**PROBLEM DETAILS:** From the material below, list every line containing "Arithmetic".

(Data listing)
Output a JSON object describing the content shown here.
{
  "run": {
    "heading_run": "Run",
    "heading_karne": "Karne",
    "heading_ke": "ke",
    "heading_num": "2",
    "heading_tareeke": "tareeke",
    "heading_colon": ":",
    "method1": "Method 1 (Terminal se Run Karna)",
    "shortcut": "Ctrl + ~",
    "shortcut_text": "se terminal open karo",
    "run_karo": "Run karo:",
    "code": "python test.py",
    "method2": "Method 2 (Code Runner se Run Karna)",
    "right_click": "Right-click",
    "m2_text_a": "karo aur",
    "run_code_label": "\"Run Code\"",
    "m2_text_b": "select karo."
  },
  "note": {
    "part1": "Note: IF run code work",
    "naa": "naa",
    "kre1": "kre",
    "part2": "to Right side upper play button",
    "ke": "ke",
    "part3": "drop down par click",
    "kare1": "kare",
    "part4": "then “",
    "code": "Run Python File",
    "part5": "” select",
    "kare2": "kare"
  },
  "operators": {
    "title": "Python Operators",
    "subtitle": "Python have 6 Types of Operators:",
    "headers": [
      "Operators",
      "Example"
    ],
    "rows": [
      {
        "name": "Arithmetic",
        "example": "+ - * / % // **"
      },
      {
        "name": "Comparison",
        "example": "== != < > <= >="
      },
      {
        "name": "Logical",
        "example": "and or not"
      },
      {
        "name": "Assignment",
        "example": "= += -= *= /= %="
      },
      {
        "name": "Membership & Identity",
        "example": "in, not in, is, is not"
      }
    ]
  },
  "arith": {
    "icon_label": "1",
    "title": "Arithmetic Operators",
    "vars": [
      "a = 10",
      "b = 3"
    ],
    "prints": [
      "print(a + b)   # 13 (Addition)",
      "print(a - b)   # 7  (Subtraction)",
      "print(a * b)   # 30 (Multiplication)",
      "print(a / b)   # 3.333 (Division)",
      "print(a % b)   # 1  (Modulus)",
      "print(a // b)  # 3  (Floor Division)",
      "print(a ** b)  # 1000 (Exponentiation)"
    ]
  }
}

**SOLUTION TO THIS PROBLEM:**
        "name": "Arithmetic",
    "title": "Arithmetic Operators",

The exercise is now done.